• **Ausgangstext**
Gladbacherinnen bekämpfen Catcalls : Mit Kreide und Kamera gegen sexuelle Belästigung

Durch sexuell anzügliches Rufen, Reden oder Pfeifen belästigt zu werden, gehört für viele Frauen traurigerweise zum Alltag. Damit muss Schluss sein, finden zwei junge Mönchengladbacherinnen und gehen voran. Ihr Ziel: die Betroffenen aus der Opferrolle herausholen und ihnen eine Stimme geben.

Ines Grube und Mara Bongartz haben sich ganz dem Kampf gegen Catcalling (zu dt. etwa Katzen-Rufen) verschrieben. Der Begriff kommt aus der englischen Umgangssprache und bezeichnet im Grunde alle Formen der verbalen sexuellen Belästigung im öffentlichen Raum. Mit Kreide und Kamera dokumentieren die beiden Frauen seit Anfang des Jahres immer wieder derartige Anzüglichkeiten, indem sie Betroffene aus Mönchengladbach auffordern, sich per Direktnachricht an den eigens dafür geschaffenen Instagram-Account ­­­­­­­­­­­­­­­­­­­­­­­­­­­­­­­­­­­­­­­­­­­­­­­­­­­­­­­­­­­catcallsofmg_ zu wenden und ihre Erlebnisse zu schildern. Mit den Informationen ziehen Ines Grube und Mara Bongartz dann los und machen die Fälle öffentlich. Mittels bunter Kreide schreiben sie die Sprüche (oft in verkürzter Form) an verschiedenen Stellen in der Stadt auf den Boden und tragen sie somit zurück in den öffentlichen Raum, in dem sie ursprünglich gefallen sind – diesmal allerdings als Anklage gegen ihre Urheber. Darunter verweisen Grube und Bongartz noch auf die Instagram-Seite, auf der jedes Kreide-Graffito nochmal als Foto zu finden ist, ergänzt um den jeweiligen Spruch in voller Länge und den kompletten Sachverhalt der Belästigung.

Mit ihrer Aktion greifen die beiden Mönchengladbacherinnen eine Idee auf, die ursprünglich aus New York kommt und die inzwischen Nachahmer in vielen großen Städten weltweit gefunden hat. Als Ines Grube und Mara Bongartz über die Instagram-Seite der Kölner Catcalls erfuhren, dass Gladbach zu den Städten gehörte, in der es noch keinen Ableger gab, mussten die beiden nicht lange überlegen und nahmen sich der Sache direkt an. „Immerhin haben wir in unserem persönlichen Umfeld, sei es bei Freundinnen oder in der Familie, schon einige Vorfälle solch verbaler Belästigungen mitbekommen“, sagt Mara Bongartz. „Und auch wir selbst waren schon betroffen“, ergänzt ihre Mitstreiterin.

• **Aufgabe**
Fasse den Artikel über den Kampf gegen Catcalling in Mönchengladbach in zwei Sätzen zusammen. Die Zeilen weiter unten werden nicht gebraucht.

• **Datenzeilen**

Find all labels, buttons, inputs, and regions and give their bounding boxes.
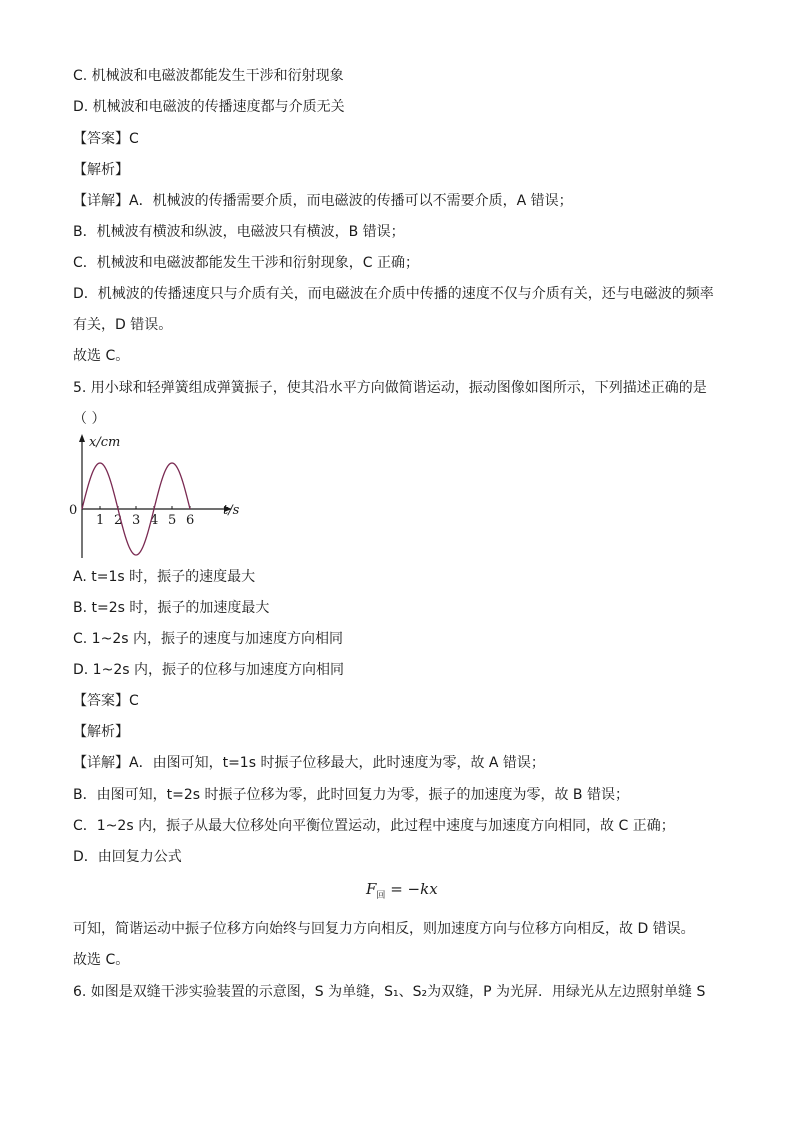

• **Lösung**
Ines Grube und Mara Bongartz lassen sich seit Anfang des Jahres von Betroffenen aus Mönchengladbach per Direktnachricht an den Instagram-Account catcallsofmg_ Fälle verbaler sexueller Belästigung schildern. Die Sprüche schreiben sie mit bunter Kreide an verschiedenen Stellen der Stadt auf den Boden und stellen jedes Kreide-Graffito als Foto mit dem vollständigen Sachverhalt auf die Instagram-Seite, womit sie eine ursprünglich aus New York stammende Idee aufgreifen.